| SHORT EXERCISE |
Edit the data below by changing every "Polygon shape" to "Polygon" and keep everything else the same. Leave out the pictures.

| RECORDS |

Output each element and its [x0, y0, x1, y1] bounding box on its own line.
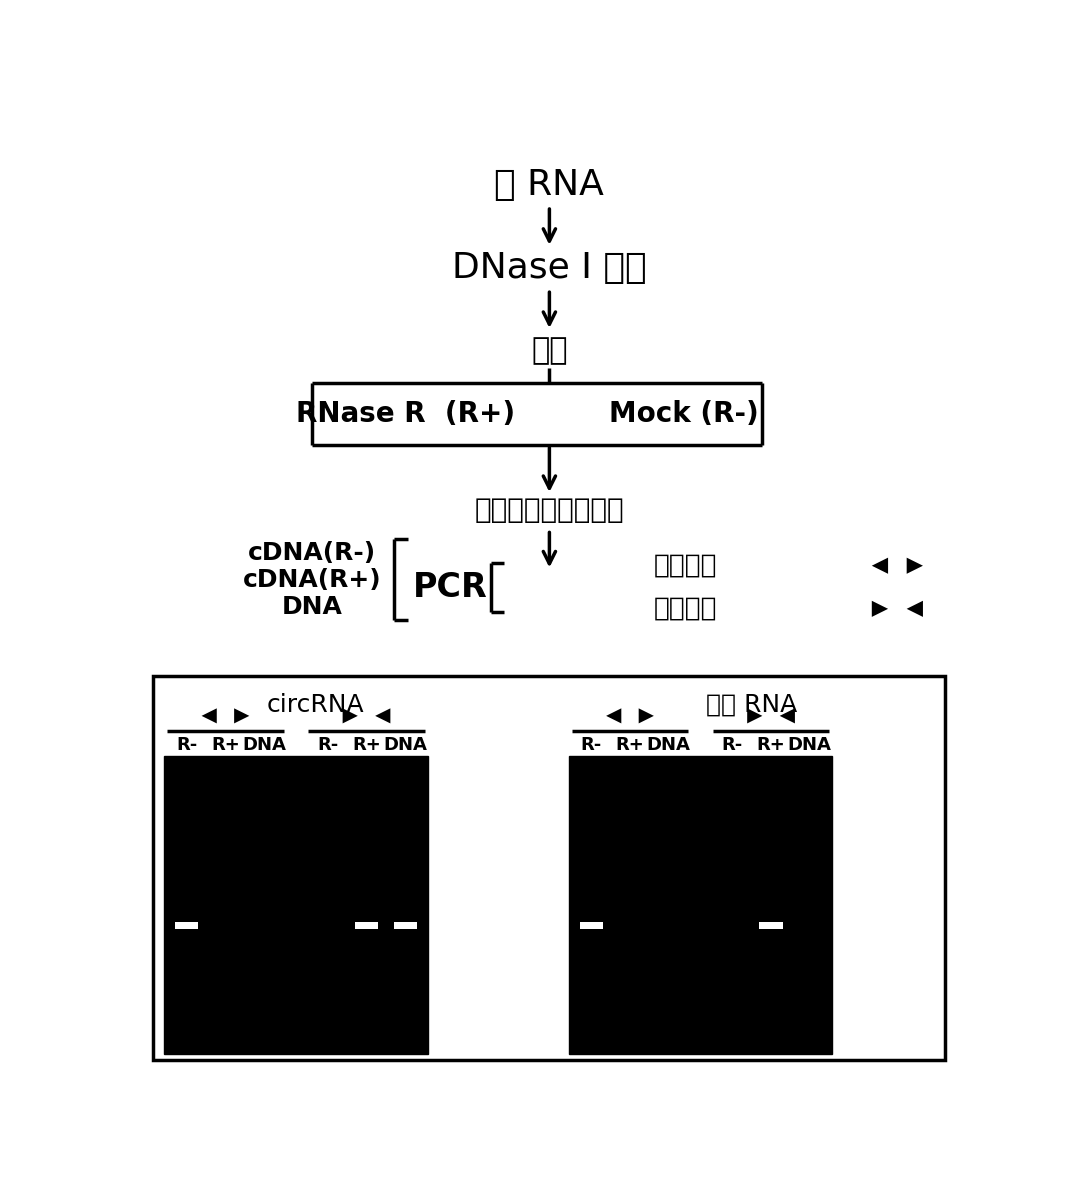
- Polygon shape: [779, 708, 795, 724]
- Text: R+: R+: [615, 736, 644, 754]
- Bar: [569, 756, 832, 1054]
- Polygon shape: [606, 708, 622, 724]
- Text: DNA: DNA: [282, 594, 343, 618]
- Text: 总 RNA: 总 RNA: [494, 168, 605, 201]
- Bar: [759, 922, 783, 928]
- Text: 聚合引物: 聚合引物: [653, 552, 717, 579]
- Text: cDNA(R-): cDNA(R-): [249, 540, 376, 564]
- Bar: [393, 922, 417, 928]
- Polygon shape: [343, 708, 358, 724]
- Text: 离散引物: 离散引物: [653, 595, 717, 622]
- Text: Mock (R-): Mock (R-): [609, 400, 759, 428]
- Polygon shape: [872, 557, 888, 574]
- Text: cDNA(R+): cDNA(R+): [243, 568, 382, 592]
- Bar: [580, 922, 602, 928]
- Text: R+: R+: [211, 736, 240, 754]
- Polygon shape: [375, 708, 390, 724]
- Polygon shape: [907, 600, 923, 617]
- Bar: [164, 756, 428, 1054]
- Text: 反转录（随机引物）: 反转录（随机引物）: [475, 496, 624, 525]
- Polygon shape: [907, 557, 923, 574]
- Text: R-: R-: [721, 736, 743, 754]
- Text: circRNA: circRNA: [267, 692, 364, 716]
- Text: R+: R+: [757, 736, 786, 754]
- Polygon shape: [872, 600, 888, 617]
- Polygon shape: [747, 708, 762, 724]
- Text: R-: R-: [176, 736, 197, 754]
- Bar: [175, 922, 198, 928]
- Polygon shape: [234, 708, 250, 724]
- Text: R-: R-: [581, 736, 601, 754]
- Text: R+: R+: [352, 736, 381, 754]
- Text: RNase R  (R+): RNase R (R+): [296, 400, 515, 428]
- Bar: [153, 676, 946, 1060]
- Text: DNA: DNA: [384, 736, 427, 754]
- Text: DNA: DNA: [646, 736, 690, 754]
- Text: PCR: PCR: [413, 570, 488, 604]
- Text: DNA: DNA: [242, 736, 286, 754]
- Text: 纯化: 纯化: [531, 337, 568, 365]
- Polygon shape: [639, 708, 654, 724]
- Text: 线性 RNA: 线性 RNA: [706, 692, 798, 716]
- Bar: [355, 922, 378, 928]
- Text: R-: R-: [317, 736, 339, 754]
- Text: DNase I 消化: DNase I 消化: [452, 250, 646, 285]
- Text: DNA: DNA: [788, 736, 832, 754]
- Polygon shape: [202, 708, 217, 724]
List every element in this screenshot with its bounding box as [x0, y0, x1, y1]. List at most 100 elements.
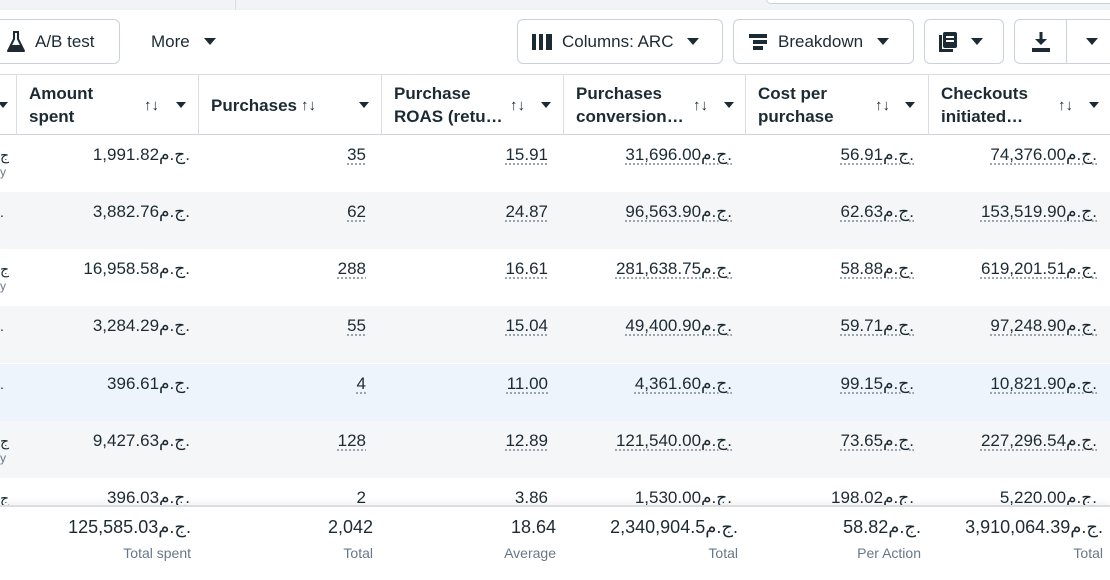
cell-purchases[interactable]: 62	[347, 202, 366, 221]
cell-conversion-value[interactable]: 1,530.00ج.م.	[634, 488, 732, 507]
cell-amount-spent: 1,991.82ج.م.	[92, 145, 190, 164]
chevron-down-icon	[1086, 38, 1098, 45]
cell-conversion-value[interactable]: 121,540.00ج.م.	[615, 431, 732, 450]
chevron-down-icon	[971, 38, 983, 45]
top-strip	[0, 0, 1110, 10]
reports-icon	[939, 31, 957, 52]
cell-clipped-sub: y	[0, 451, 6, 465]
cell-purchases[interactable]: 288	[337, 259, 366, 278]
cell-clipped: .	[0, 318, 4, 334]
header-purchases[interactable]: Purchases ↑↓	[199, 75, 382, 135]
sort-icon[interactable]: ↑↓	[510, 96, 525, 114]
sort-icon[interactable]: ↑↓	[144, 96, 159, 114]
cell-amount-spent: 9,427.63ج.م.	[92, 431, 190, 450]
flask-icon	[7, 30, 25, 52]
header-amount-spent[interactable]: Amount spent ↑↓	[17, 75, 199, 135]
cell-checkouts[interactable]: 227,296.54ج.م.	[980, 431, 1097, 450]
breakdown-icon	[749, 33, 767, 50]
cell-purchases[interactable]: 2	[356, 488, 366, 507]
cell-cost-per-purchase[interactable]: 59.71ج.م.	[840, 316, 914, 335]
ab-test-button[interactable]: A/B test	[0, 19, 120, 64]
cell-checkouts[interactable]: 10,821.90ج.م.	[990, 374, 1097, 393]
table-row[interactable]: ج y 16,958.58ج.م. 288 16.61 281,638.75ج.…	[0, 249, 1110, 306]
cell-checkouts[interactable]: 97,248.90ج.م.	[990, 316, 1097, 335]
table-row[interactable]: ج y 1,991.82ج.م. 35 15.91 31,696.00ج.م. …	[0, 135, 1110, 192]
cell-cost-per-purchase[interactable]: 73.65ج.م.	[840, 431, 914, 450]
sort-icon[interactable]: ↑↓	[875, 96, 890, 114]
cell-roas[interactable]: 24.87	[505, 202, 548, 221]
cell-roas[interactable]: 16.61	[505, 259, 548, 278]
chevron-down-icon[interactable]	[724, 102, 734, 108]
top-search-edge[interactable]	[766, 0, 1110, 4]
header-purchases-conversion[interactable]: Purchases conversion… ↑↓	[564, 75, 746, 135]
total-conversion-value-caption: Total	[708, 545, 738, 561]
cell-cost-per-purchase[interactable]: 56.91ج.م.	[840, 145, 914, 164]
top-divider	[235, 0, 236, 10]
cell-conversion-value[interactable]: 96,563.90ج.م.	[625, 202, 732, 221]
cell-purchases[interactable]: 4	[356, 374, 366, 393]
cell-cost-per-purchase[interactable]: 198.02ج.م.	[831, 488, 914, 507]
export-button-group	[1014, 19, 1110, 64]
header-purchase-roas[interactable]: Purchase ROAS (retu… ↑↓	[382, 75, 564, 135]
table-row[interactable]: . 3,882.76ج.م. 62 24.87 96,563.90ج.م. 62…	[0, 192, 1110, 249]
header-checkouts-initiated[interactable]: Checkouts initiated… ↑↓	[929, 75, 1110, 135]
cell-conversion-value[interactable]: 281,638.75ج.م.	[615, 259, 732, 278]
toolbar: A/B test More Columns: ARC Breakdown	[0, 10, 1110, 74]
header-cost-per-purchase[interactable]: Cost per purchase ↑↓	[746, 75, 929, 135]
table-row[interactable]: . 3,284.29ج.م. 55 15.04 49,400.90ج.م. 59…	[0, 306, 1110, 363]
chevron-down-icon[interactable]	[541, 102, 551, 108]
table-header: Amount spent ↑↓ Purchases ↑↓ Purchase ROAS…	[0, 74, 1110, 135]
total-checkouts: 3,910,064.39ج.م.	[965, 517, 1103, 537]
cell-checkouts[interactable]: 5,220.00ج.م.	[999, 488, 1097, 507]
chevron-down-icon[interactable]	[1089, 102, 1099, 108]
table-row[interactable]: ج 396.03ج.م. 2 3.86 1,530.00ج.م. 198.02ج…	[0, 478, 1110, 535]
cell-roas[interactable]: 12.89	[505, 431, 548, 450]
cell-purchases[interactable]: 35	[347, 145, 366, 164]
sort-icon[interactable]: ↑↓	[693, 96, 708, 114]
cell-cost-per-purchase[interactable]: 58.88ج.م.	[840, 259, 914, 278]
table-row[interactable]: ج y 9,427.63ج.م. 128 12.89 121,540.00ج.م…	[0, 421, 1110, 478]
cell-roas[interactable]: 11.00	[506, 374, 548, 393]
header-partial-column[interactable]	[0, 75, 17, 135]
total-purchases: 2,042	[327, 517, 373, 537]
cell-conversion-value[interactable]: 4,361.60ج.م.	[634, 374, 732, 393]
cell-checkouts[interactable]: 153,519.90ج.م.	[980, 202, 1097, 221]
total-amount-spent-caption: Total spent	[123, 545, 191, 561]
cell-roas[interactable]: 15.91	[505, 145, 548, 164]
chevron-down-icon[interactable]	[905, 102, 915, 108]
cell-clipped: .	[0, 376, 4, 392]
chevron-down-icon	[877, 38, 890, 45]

| CORRECT RESULT |
Output each element and its [x0, y0, x1, y1] bounding box on its own line.
- Polygon: [779, 708, 795, 724]
- Text: R+: R+: [615, 736, 644, 754]
- Bar: [569, 756, 832, 1054]
- Polygon: [606, 708, 622, 724]
- Text: DNA: DNA: [282, 594, 343, 618]
- Text: 总 RNA: 总 RNA: [494, 168, 605, 201]
- Bar: [759, 922, 783, 928]
- Text: 聚合引物: 聚合引物: [653, 552, 717, 579]
- Text: cDNA(R-): cDNA(R-): [249, 540, 376, 564]
- Bar: [393, 922, 417, 928]
- Polygon: [343, 708, 358, 724]
- Text: 离散引物: 离散引物: [653, 595, 717, 622]
- Text: Mock (R-): Mock (R-): [609, 400, 759, 428]
- Polygon: [872, 557, 888, 574]
- Text: cDNA(R+): cDNA(R+): [243, 568, 382, 592]
- Bar: [580, 922, 602, 928]
- Text: R+: R+: [211, 736, 240, 754]
- Polygon: [375, 708, 390, 724]
- Polygon: [907, 600, 923, 617]
- Bar: [164, 756, 428, 1054]
- Text: 反转录（随机引物）: 反转录（随机引物）: [475, 496, 624, 525]
- Polygon: [907, 557, 923, 574]
- Text: R-: R-: [721, 736, 743, 754]
- Text: circRNA: circRNA: [267, 692, 364, 716]
- Text: R+: R+: [757, 736, 786, 754]
- Polygon: [872, 600, 888, 617]
- Polygon: [747, 708, 762, 724]
- Text: R-: R-: [176, 736, 197, 754]
- Bar: [175, 922, 198, 928]
- Polygon: [234, 708, 250, 724]
- Text: R-: R-: [581, 736, 601, 754]
- Text: R+: R+: [352, 736, 381, 754]
- Text: RNase R  (R+): RNase R (R+): [296, 400, 515, 428]
- Bar: [153, 676, 946, 1060]
- Text: DNA: DNA: [384, 736, 427, 754]
- Text: DNA: DNA: [646, 736, 690, 754]
- Text: PCR: PCR: [413, 570, 488, 604]
- Text: DNA: DNA: [242, 736, 286, 754]
- Text: 纯化: 纯化: [531, 337, 568, 365]
- Polygon: [639, 708, 654, 724]
- Text: 线性 RNA: 线性 RNA: [706, 692, 798, 716]
- Bar: [355, 922, 378, 928]
- Text: R-: R-: [317, 736, 339, 754]
- Text: DNase I 消化: DNase I 消化: [452, 250, 646, 285]
- Text: DNA: DNA: [788, 736, 832, 754]
- Polygon: [202, 708, 217, 724]
List every element in this screenshot with its bounding box as [x0, y0, x1, y1]. List at most 100 elements.
cell-purchases[interactable]: 62	[347, 202, 366, 221]
cell-conversion-value[interactable]: 1,530.00ج.م.	[634, 488, 732, 507]
cell-amount-spent: 1,991.82ج.م.	[92, 145, 190, 164]
chevron-down-icon	[1086, 38, 1098, 45]
cell-conversion-value[interactable]: 121,540.00ج.م.	[615, 431, 732, 450]
chevron-down-icon	[971, 38, 983, 45]
top-strip	[0, 0, 1110, 10]
reports-icon	[939, 31, 957, 52]
cell-clipped-sub: y	[0, 451, 6, 465]
cell-purchases[interactable]: 288	[337, 259, 366, 278]
cell-clipped: .	[0, 318, 4, 334]
header-purchases[interactable]: Purchases ↑↓	[199, 75, 382, 135]
sort-icon[interactable]: ↑↓	[510, 96, 525, 114]
sort-icon[interactable]: ↑↓	[144, 96, 159, 114]
cell-amount-spent: 9,427.63ج.م.	[92, 431, 190, 450]
flask-icon	[7, 30, 25, 52]
header-amount-spent[interactable]: Amount spent ↑↓	[17, 75, 199, 135]
cell-checkouts[interactable]: 227,296.54ج.م.	[980, 431, 1097, 450]
breakdown-icon	[749, 33, 767, 50]
cell-purchases[interactable]: 2	[356, 488, 366, 507]
cell-cost-per-purchase[interactable]: 59.71ج.م.	[840, 316, 914, 335]
ab-test-button[interactable]: A/B test	[0, 19, 120, 64]
cell-checkouts[interactable]: 10,821.90ج.م.	[990, 374, 1097, 393]
table-row[interactable]: ج y 16,958.58ج.م. 288 16.61 281,638.75ج.…	[0, 249, 1110, 306]
cell-checkouts[interactable]: 97,248.90ج.م.	[990, 316, 1097, 335]
table-row[interactable]: ج y 1,991.82ج.م. 35 15.91 31,696.00ج.م. …	[0, 135, 1110, 192]
cell-cost-per-purchase[interactable]: 73.65ج.م.	[840, 431, 914, 450]
sort-icon[interactable]: ↑↓	[875, 96, 890, 114]
cell-roas[interactable]: 24.87	[505, 202, 548, 221]
cell-roas[interactable]: 16.61	[505, 259, 548, 278]
chevron-down-icon[interactable]	[724, 102, 734, 108]
top-search-edge[interactable]	[766, 0, 1110, 4]
header-purchases-conversion[interactable]: Purchases conversion… ↑↓	[564, 75, 746, 135]
total-conversion-value-caption: Total	[708, 545, 738, 561]
cell-cost-per-purchase[interactable]: 56.91ج.م.	[840, 145, 914, 164]
top-divider	[235, 0, 236, 10]
cell-conversion-value[interactable]: 96,563.90ج.م.	[625, 202, 732, 221]
cell-purchases[interactable]: 4	[356, 374, 366, 393]
cell-cost-per-purchase[interactable]: 198.02ج.م.	[831, 488, 914, 507]
export-button-group	[1014, 19, 1110, 64]
header-purchase-roas[interactable]: Purchase ROAS (retu… ↑↓	[382, 75, 564, 135]
table-row[interactable]: . 3,882.76ج.م. 62 24.87 96,563.90ج.م. 62…	[0, 192, 1110, 249]
header-checkouts-initiated[interactable]: Checkouts initiated… ↑↓	[929, 75, 1110, 135]
cell-conversion-value[interactable]: 281,638.75ج.م.	[615, 259, 732, 278]
toolbar: A/B test More Columns: ARC Breakdown	[0, 10, 1110, 74]
header-cost-per-purchase[interactable]: Cost per purchase ↑↓	[746, 75, 929, 135]
table-row[interactable]: . 3,284.29ج.م. 55 15.04 49,400.90ج.م. 59…	[0, 306, 1110, 363]
chevron-down-icon[interactable]	[541, 102, 551, 108]
table-header: Amount spent ↑↓ Purchases ↑↓ Purchase ROAS…	[0, 74, 1110, 135]
total-checkouts: 3,910,064.39ج.م.	[965, 517, 1103, 537]
cell-checkouts[interactable]: 5,220.00ج.م.	[999, 488, 1097, 507]
chevron-down-icon[interactable]	[1089, 102, 1099, 108]
table-row[interactable]: ج 396.03ج.م. 2 3.86 1,530.00ج.م. 198.02ج…	[0, 478, 1110, 535]
cell-roas[interactable]: 12.89	[505, 431, 548, 450]
cell-purchases[interactable]: 35	[347, 145, 366, 164]
sort-icon[interactable]: ↑↓	[693, 96, 708, 114]
cell-cost-per-purchase[interactable]: 58.88ج.م.	[840, 259, 914, 278]
table-row[interactable]: ج y 9,427.63ج.م. 128 12.89 121,540.00ج.م…	[0, 421, 1110, 478]
cell-roas[interactable]: 11.00	[506, 374, 548, 393]
header-partial-column[interactable]	[0, 75, 17, 135]
total-purchases: 2,042	[327, 517, 373, 537]
cell-conversion-value[interactable]: 4,361.60ج.م.	[634, 374, 732, 393]
cell-checkouts[interactable]: 153,519.90ج.م.	[980, 202, 1097, 221]
total-amount-spent-caption: Total spent	[123, 545, 191, 561]
cell-roas[interactable]: 15.91	[505, 145, 548, 164]
chevron-down-icon[interactable]	[905, 102, 915, 108]
cell-clipped: .	[0, 376, 4, 392]
chevron-down-icon	[877, 38, 890, 45]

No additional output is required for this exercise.